## Your task
Below are the entries; count the lines in them that contain the word "Reviews" and give only the number.

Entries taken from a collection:
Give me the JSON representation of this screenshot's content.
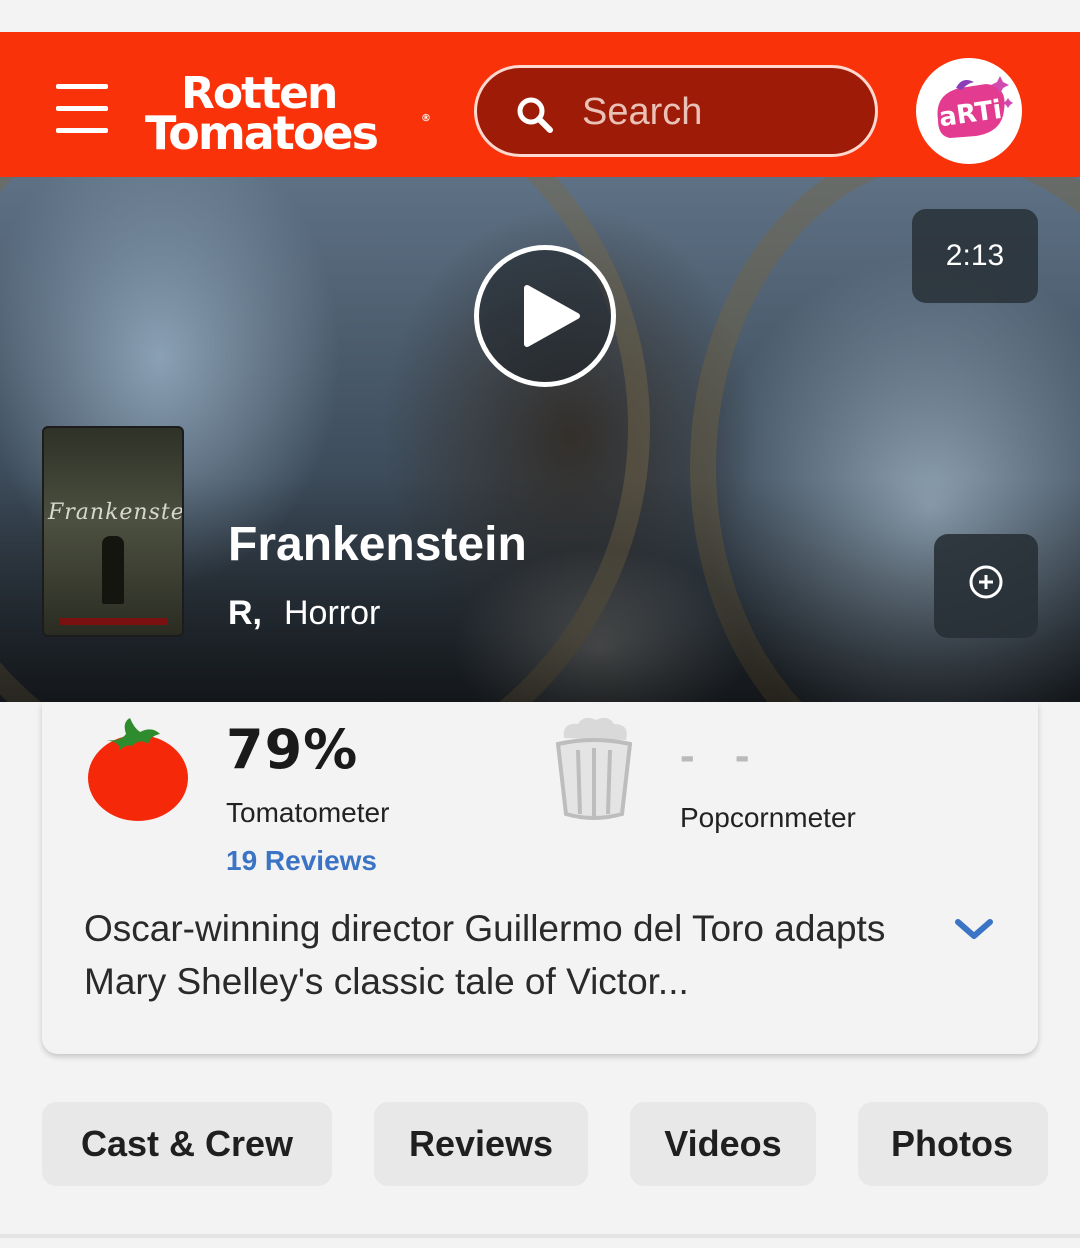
{
  "header": {
    "logo_line1": "Rotten",
    "logo_line2": "Tomatoes",
    "search_placeholder": "Search",
    "avatar_text": "aRTi"
  },
  "hero": {
    "duration": "2:13",
    "title": "Frankenstein",
    "rating": "R,",
    "genre": "Horror",
    "poster_script": "Frankenstein"
  },
  "scores": {
    "tomatometer": "79%",
    "tomatometer_label": "Tomatometer",
    "reviews_link": "19 Reviews",
    "popcornmeter": "- -",
    "popcornmeter_label": "Popcornmeter"
  },
  "synopsis": "Oscar-winning director Guillermo del Toro adapts Mary Shelley's classic tale of Victor...",
  "tabs": [
    {
      "label": "Cast & Crew"
    },
    {
      "label": "Reviews"
    },
    {
      "label": "Videos"
    },
    {
      "label": "Photos"
    }
  ],
  "colors": {
    "brand_red": "#fa320a",
    "search_bg": "#9e1b07",
    "link_blue": "#3b74c4",
    "tomato_red": "#f5290a",
    "tomato_leaf": "#2e8b2e"
  },
  "icons": {
    "menu": "hamburger-icon",
    "search": "search-icon",
    "play": "play-icon",
    "add": "plus-circle-icon",
    "tomato": "fresh-tomato-icon",
    "popcorn": "empty-popcorn-icon",
    "expand": "chevron-down-icon"
  }
}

## Answer to the problem
2